Line by line, copy out the data below exactly.

.....

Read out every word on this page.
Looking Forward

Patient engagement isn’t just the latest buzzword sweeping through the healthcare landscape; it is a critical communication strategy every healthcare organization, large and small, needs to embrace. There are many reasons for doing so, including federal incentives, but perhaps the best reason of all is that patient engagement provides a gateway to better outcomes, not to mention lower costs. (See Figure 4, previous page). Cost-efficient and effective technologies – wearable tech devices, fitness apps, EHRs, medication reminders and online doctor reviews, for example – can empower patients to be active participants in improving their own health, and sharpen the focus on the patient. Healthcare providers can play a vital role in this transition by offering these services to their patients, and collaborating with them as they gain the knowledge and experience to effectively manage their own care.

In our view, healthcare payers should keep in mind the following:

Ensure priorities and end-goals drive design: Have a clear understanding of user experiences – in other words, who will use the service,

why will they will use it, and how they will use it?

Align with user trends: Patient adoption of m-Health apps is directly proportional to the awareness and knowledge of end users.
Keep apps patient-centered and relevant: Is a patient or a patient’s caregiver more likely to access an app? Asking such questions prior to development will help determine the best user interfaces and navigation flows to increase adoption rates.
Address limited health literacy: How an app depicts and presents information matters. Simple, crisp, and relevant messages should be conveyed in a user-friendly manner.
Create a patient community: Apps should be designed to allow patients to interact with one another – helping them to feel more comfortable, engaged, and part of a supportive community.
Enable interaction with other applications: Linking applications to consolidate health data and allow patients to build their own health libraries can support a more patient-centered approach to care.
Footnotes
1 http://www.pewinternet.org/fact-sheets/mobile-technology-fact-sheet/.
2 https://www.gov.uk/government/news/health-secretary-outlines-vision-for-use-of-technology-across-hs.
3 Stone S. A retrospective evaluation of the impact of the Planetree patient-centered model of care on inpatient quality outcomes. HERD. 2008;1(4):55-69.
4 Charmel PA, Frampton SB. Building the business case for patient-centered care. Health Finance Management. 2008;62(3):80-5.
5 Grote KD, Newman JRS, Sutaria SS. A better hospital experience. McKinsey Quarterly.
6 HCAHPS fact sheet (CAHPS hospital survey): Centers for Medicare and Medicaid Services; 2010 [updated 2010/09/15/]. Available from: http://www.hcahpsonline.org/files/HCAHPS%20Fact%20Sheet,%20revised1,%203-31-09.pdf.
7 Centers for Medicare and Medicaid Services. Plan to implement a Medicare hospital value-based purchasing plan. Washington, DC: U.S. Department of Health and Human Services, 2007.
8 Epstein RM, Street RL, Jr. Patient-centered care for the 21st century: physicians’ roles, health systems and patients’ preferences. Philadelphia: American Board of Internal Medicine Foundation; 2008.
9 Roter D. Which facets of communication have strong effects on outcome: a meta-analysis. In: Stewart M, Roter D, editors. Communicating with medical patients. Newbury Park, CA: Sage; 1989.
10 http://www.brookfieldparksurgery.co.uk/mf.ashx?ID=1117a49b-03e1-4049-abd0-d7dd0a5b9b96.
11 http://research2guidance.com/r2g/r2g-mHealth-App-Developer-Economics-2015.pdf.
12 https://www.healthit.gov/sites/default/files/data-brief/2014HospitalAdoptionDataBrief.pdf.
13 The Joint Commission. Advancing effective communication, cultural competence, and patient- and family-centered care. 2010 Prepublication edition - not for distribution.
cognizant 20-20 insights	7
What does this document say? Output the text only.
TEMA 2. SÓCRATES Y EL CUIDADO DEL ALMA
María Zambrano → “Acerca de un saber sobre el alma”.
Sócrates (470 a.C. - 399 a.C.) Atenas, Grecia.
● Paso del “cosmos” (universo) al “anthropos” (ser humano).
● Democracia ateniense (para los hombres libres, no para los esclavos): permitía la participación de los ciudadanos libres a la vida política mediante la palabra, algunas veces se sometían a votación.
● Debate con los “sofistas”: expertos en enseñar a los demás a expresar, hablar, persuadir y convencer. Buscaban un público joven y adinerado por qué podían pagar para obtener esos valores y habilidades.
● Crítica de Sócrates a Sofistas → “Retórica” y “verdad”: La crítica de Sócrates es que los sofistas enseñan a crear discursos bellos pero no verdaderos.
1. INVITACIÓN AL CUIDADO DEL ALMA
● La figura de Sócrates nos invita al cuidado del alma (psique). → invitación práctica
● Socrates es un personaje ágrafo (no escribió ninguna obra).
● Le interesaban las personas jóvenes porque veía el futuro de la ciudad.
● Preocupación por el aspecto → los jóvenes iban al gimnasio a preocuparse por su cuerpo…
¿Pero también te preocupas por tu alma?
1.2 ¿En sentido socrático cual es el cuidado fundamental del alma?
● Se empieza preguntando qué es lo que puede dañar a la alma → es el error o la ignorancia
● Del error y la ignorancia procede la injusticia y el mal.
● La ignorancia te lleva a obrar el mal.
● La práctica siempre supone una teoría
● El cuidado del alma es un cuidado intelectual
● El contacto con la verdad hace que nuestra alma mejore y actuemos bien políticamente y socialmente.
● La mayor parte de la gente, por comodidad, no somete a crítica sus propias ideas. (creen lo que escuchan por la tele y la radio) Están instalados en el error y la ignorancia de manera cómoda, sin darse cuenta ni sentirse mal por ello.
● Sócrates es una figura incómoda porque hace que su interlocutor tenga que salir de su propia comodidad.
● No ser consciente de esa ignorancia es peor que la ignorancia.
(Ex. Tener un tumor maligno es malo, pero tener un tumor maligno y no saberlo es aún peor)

.....

SOLUTION:
Read out every word on this page.
Looking Forward

Patient engagement isn’t just the latest buzzword sweeping through the healthcare landscape; it is a critical communication strategy every healthcare organization, large and small, needs to embrace. There are many reasons for doing so, including federal incentives, but perhaps the best reason of all is that patient engagement provides a gateway to better outcomes, not to mention lower costs. (See Figure 4, previous page). Cost-efficient and effective technologies – wearable tech devices, fitness apps, EHRs, medication reminders and online doctor reviews, for example – can empower patients to be active participants in improving their own health, and sharpen the focus on the patient. Healthcare providers can play a vital role in this transition by offering these services to their patients, and collaborating with them as they gain the knowledge and experience to effectively manage their own care.

In our view, healthcare payers should keep in mind the following:

Ensure priorities and end-goals drive design: Have a clear understanding of user experiences – in other words, who will use the service,

why will they will use it, and how they will use it?

Align with user trends: Patient adoption of m-Health apps is directly proportional to the awareness and knowledge of end users.
Keep apps patient-centered and relevant: Is a patient or a patient’s caregiver more likely to access an app? Asking such questions prior to development will help determine the best user interfaces and navigation flows to increase adoption rates.
Address limited health literacy: How an app depicts and presents information matters. Simple, crisp, and relevant messages should be conveyed in a user-friendly manner.
Create a patient community: Apps should be designed to allow patients to interact with one another – helping them to feel more comfortable, engaged, and part of a supportive community.
Enable interaction with other applications: Linking applications to consolidate health data and allow patients to build their own health libraries can support a more patient-centered approach to care.
Footnotes
1 http://www.pewinternet.org/fact-sheets/mobile-technology-fact-sheet/.
2 https://www.gov.uk/government/news/health-secretary-outlines-vision-for-use-of-technology-across-hs.
3 Stone S. A retrospective evaluation of the impact of the Planetree patient-centered model of care on inpatient quality outcomes. HERD. 2008;1(4):55-69.
4 Charmel PA, Frampton SB. Building the business case for patient-centered care. Health Finance Management. 2008;62(3):80-5.
5 Grote KD, Newman JRS, Sutaria SS. A better hospital experience. McKinsey Quarterly.
6 HCAHPS fact sheet (CAHPS hospital survey): Centers for Medicare and Medicaid Services; 2010 [updated 2010/09/15/]. Available from: http://www.hcahpsonline.org/files/HCAHPS%20Fact%20Sheet,%20revised1,%203-31-09.pdf.
7 Centers for Medicare and Medicaid Services. Plan to implement a Medicare hospital value-based purchasing plan. Washington, DC: U.S. Department of Health and Human Services, 2007.
8 Epstein RM, Street RL, Jr. Patient-centered care for the 21st century: physicians’ roles, health systems and patients’ preferences. Philadelphia: American Board of Internal Medicine Foundation; 2008.
9 Roter D. Which facets of communication have strong effects on outcome: a meta-analysis. In: Stewart M, Roter D, editors. Communicating with medical patients. Newbury Park, CA: Sage; 1989.
10 http://www.brookfieldparksurgery.co.uk/mf.ashx?ID=1117a49b-03e1-4049-abd0-d7dd0a5b9b96.
11 http://research2guidance.com/r2g/r2g-mHealth-App-Developer-Economics-2015.pdf.
12 https://www.healthit.gov/sites/default/files/data-brief/2014HospitalAdoptionDataBrief.pdf.
13 The Joint Commission. Advancing effective communication, cultural competence, and patient- and family-centered care. 2010 Prepublication edition - not for distribution.
cognizant 20-20 insights	7
What does this document say? Output the text only.
TEMA 2. SÓCRATES Y EL CUIDADO DEL ALMA
María Zambrano → “Acerca de un saber sobre el alma”.
Sócrates (470 a.C. - 399 a.C.) Atenas, Grecia.
● Paso del “cosmos” (universo) al “anthropos” (ser humano).
● Democracia ateniense (para los hombres libres, no para los esclavos): permitía la participación de los ciudadanos libres a la vida política mediante la palabra, algunas veces se sometían a votación.
● Debate con los “sofistas”: expertos en enseñar a los demás a expresar, hablar, persuadir y convencer. Buscaban un público joven y adinerado por qué podían pagar para obtener esos valores y habilidades.
● Crítica de Sócrates a Sofistas → “Retórica” y “verdad”: La crítica de Sócrates es que los sofistas enseñan a crear discursos bellos pero no verdaderos.
1. INVITACIÓN AL CUIDADO DEL ALMA
● La figura de Sócrates nos invita al cuidado del alma (psique). → invitación práctica
● Socrates es un personaje ágrafo (no escribió ninguna obra).
● Le interesaban las personas jóvenes porque veía el futuro de la ciudad.
● Preocupación por el aspecto → los jóvenes iban al gimnasio a preocuparse por su cuerpo…
¿Pero también te preocupas por tu alma?
1.2 ¿En sentido socrático cual es el cuidado fundamental del alma?
● Se empieza preguntando qué es lo que puede dañar a la alma → es el error o la ignorancia
● Del error y la ignorancia procede la injusticia y el mal.
● La ignorancia te lleva a obrar el mal.
● La práctica siempre supone una teoría
● El cuidado del alma es un cuidado intelectual
● El contacto con la verdad hace que nuestra alma mejore y actuemos bien políticamente y socialmente.
● La mayor parte de la gente, por comodidad, no somete a crítica sus propias ideas. (creen lo que escuchan por la tele y la radio) Están instalados en el error y la ignorancia de manera cómoda, sin darse cuenta ni sentirse mal por ello.
● Sócrates es una figura incómoda porque hace que su interlocutor tenga que salir de su propia comodidad.
● No ser consciente de esa ignorancia es peor que la ignorancia.
(Ex. Tener un tumor maligno es malo, pero tener un tumor maligno y no saberlo es aún peor)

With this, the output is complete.